TASK BRIEF.
For the data below, report only the number of lines containing the string "n¹⁹D".

Items listed in a dataset:
⁂
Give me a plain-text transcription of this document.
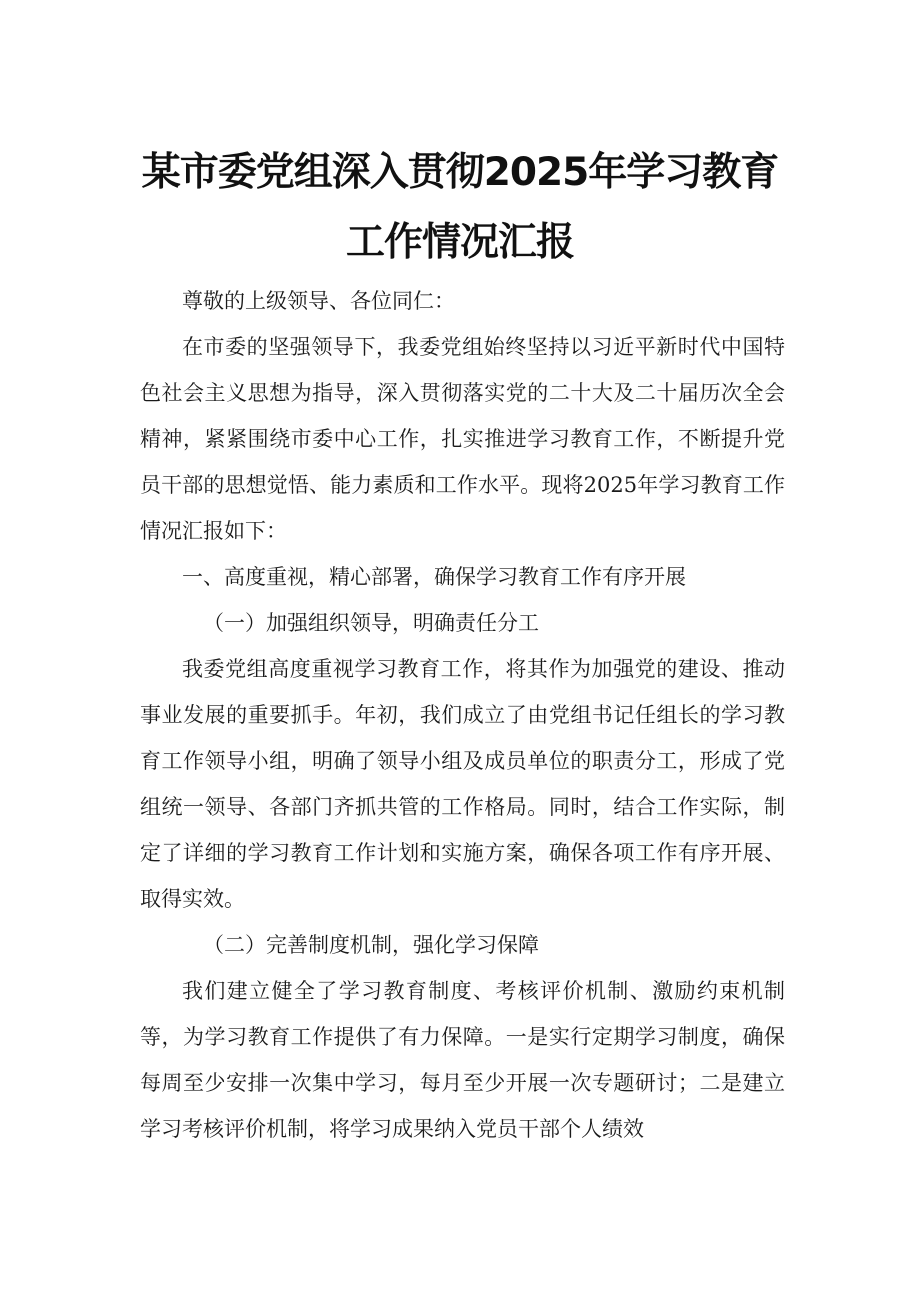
某市委党组深入贯彻2025年学习教育
工作情况汇报

尊敬的上级领导、各位同仁：

在市委的坚强领导下，我委党组始终坚持以习近平新时代中国特色社会主义思想为指导，深入贯彻落实党的二十大及二十届历次全会精神，紧紧围绕市委中心工作，扎实推进学习教育工作，不断提升党员干部的思想觉悟、能力素质和工作水平。现将2025年学习教育工作情况汇报如下：

一、高度重视，精心部署，确保学习教育工作有序开展

（一）加强组织领导，明确责任分工

我委党组高度重视学习教育工作，将其作为加强党的建设、推动事业发展的重要抓手。年初，我们成立了由党组书记任组长的学习教育工作领导小组，明确了领导小组及成员单位的职责分工，形成了党组统一领导、各部门齐抓共管的工作格局。同时，结合工作实际，制定了详细的学习教育工作计划和实施方案，确保各项工作有序开展、取得实效。

（二）完善制度机制，强化学习保障

我们建立健全了学习教育制度、考核评价机制、激励约束机制等，为学习教育工作提供了有力保障。一是实行定期学习制度，确保每周至少安排一次集中学习，每月至少开展一次专题研讨；二是建立学习考核评价机制，将学习成果纳入党员干部个人绩效
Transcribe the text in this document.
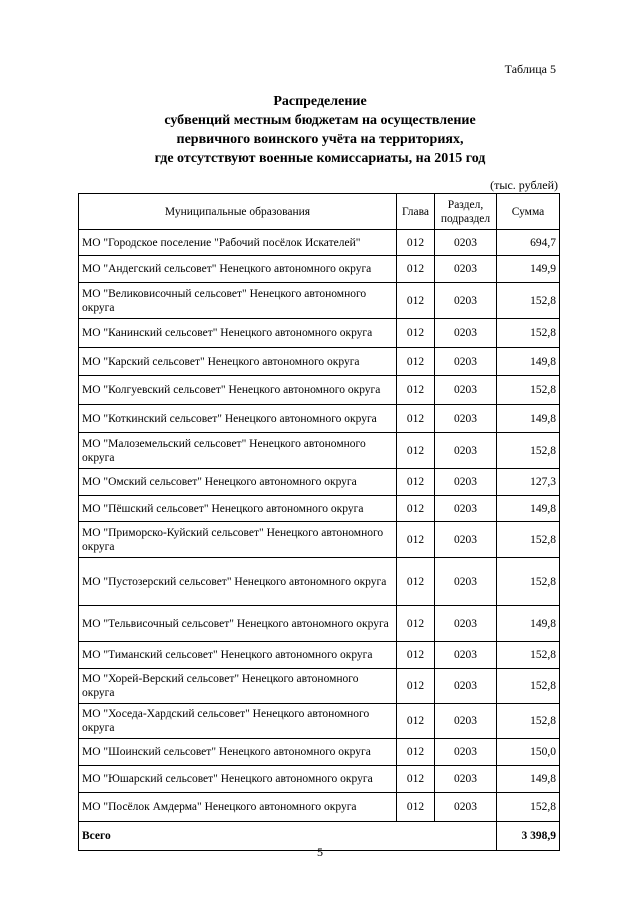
Таблица 5
Распределение
субвенций местным бюджетам на осуществление
первичного воинского учёта на территориях,
где отсутствуют военные комиссариаты, на 2015 год
(тыс. рублей)
Муниципальные образования	Глава	Раздел, подраздел	Сумма
МО "Городское поселение "Рабочий посёлок Искателей"	012	0203	694,7
МО "Андегский сельсовет" Ненецкого автономного округа	012	0203	149,9
МО "Великовисочный сельсовет" Ненецкого автономного округа	012	0203	152,8
МО "Канинский сельсовет" Ненецкого автономного округа	012	0203	152,8
МО "Карский сельсовет" Ненецкого автономного округа	012	0203	149,8
МО "Колгуевский сельсовет" Ненецкого автономного округа	012	0203	152,8
МО "Коткинский сельсовет" Ненецкого автономного округа	012	0203	149,8
МО "Малоземельский сельсовет" Ненецкого автономного округа	012	0203	152,8
МО "Омский сельсовет" Ненецкого автономного округа	012	0203	127,3
МО "Пёшский сельсовет" Ненецкого автономного округа	012	0203	149,8
МО "Приморско-Куйский сельсовет" Ненецкого автономного округа	012	0203	152,8
МО "Пустозерский сельсовет" Ненецкого автономного округа	012	0203	152,8
МО "Тельвисочный сельсовет" Ненецкого автономного округа	012	0203	149,8
МО "Тиманский сельсовет" Ненецкого автономного округа	012	0203	152,8
МО "Хорей-Верский сельсовет" Ненецкого автономного округа	012	0203	152,8
МО "Хоседа-Хардский сельсовет" Ненецкого автономного округа	012	0203	152,8
МО "Шоинский сельсовет" Ненецкого автономного округа	012	0203	150,0
МО "Юшарский сельсовет" Ненецкого автономного округа	012	0203	149,8
МО "Посёлок Амдерма" Ненецкого автономного округа	012	0203	152,8
Всего			3 398,9
5
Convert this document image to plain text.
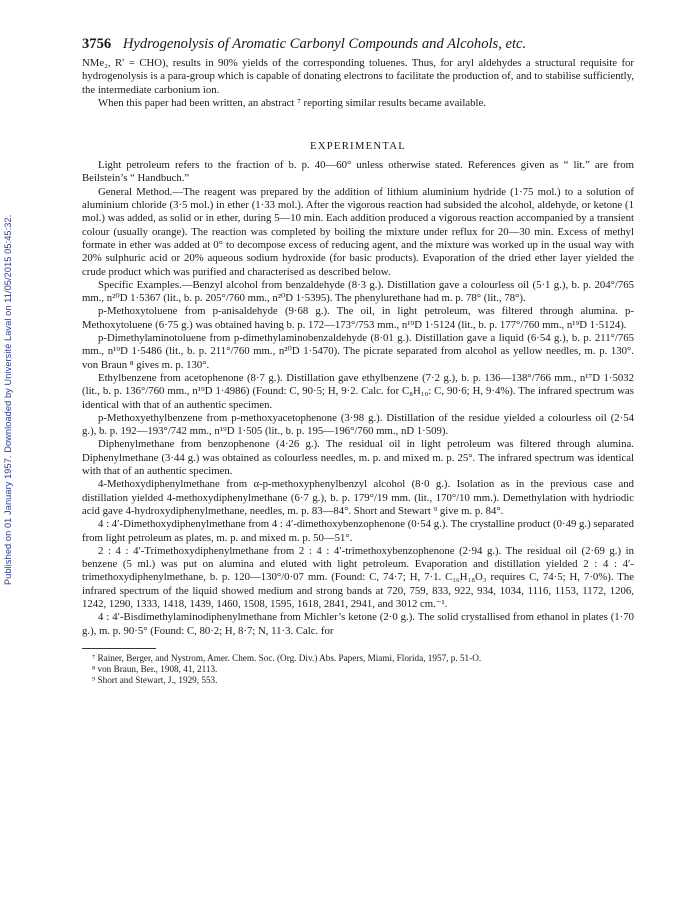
Published on 01 January 1957. Downloaded by Université Laval on 11/05/2015 05:45:32.
3756 Hydrogenolysis of Aromatic Carbonyl Compounds and Alcohols, etc.

NMe₂, R′ = CHO), results in 90% yields of the corresponding toluenes. Thus, for aryl aldehydes a structural requisite for hydrogenolysis is a para-group which is capable of donating electrons to facilitate the production of, and to stabilise sufficiently, the intermediate carbonium ion.

When this paper had been written, an abstract ⁷ reporting similar results became available.

EXPERIMENTAL

Light petroleum refers to the fraction of b. p. 40—60° unless otherwise stated. References given as “ lit.” are from Beilstein’s “ Handbuch.”

General Method.—The reagent was prepared by the addition of lithium aluminium hydride (1·75 mol.) to a solution of aluminium chloride (3·5 mol.) in ether (1·33 mol.). After the vigorous reaction had subsided the alcohol, aldehyde, or ketone (1 mol.) was added, as solid or in ether, during 5—10 min. Each addition produced a vigorous reaction accompanied by a transient colour (usually orange). The reaction was completed by boiling the mixture under reflux for 20—30 min. Excess of methyl formate in ether was added at 0° to decompose excess of reducing agent, and the mixture was worked up in the usual way with 20% sulphuric acid or 20% aqueous sodium hydroxide (for basic products). Evaporation of the dried ether layer yielded the crude product which was purified and characterised as described below.

Specific Examples.—Benzyl alcohol from benzaldehyde (8·3 g.). Distillation gave a colourless oil (5·1 g.), b. p. 204°/765 mm., n²⁰D 1·5367 (lit., b. p. 205°/760 mm., n²⁰D 1·5395). The phenylurethane had m. p. 78° (lit., 78°).

p-Methoxytoluene from p-anisaldehyde (9·68 g.). The oil, in light petroleum, was filtered through alumina. p-Methoxytoluene (6·75 g.) was obtained having b. p. 172—173°/753 mm., n¹⁹D 1·5124 (lit., b. p. 177°/760 mm., n¹⁹D 1·5124).

p-Dimethylaminotoluene from p-dimethylaminobenzaldehyde (8·01 g.). Distillation gave a liquid (6·54 g.), b. p. 211°/765 mm., n¹⁹D 1·5486 (lit., b. p. 211°/760 mm., n²⁰D 1·5470). The picrate separated from alcohol as yellow needles, m. p. 130°. von Braun ⁸ gives m. p. 130°.

Ethylbenzene from acetophenone (8·7 g.). Distillation gave ethylbenzene (7·2 g.), b. p. 136—138°/766 mm., n¹⁷D 1·5032 (lit., b. p. 136°/760 mm., n¹⁹D 1·4986) (Found: C, 90·5; H, 9·2. Calc. for C₈H₁₀: C, 90·6; H, 9·4%). The infrared spectrum was identical with that of an authentic specimen.

p-Methoxyethylbenzene from p-methoxyacetophenone (3·98 g.). Distillation of the residue yielded a colourless oil (2·54 g.), b. p. 192—193°/742 mm., n¹⁹D 1·505 (lit., b. p. 195—196°/760 mm., nD 1·509).

Diphenylmethane from benzophenone (4·26 g.). The residual oil in light petroleum was filtered through alumina. Diphenylmethane (3·44 g.) was obtained as colourless needles, m. p. and mixed m. p. 25°. The infrared spectrum was identical with that of an authentic specimen.

4-Methoxydiphenylmethane from α-p-methoxyphenylbenzyl alcohol (8·0 g.). Isolation as in the previous case and distillation yielded 4-methoxydiphenylmethane (6·7 g.), b. p. 179°/19 mm. (lit., 170°/10 mm.). Demethylation with hydriodic acid gave 4-hydroxydiphenylmethane, needles, m. p. 83—84°. Short and Stewart ⁹ give m. p. 84°.

4 : 4′-Dimethoxydiphenylmethane from 4 : 4′-dimethoxybenzophenone (0·54 g.). The crystalline product (0·49 g.) separated from light petroleum as plates, m. p. and mixed m. p. 50—51°.

2 : 4 : 4′-Trimethoxydiphenylmethane from 2 : 4 : 4′-trimethoxybenzophenone (2·94 g.). The residual oil (2·69 g.) in benzene (5 ml.) was put on alumina and eluted with light petroleum. Evaporation and distillation yielded 2 : 4 : 4′-trimethoxydiphenylmethane, b. p. 120—130°/0·07 mm. (Found: C, 74·7; H, 7·1. C₁₆H₁₈O₃ requires C, 74·5; H, 7·0%). The infrared spectrum of the liquid showed medium and strong bands at 720, 759, 833, 922, 934, 1034, 1116, 1153, 1172, 1206, 1242, 1290, 1333, 1418, 1439, 1460, 1508, 1595, 1618, 2841, 2941, and 3012 cm.⁻¹.

4 : 4′-Bisdimethylaminodiphenylmethane from Michler’s ketone (2·0 g.). The solid crystallised from ethanol in plates (1·70 g.), m. p. 90·5° (Found: C, 80·2; H, 8·7; N, 11·3. Calc. for

⁷ Rainer, Berger, and Nystrom, Amer. Chem. Soc. (Org. Div.) Abs. Papers, Miami, Florida, 1957, p. 51-O.

⁸ von Braun, Ber., 1908, 41, 2113.

⁹ Short and Stewart, J., 1929, 553.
⁂
RESULT FOR THIS EXERCISE.
4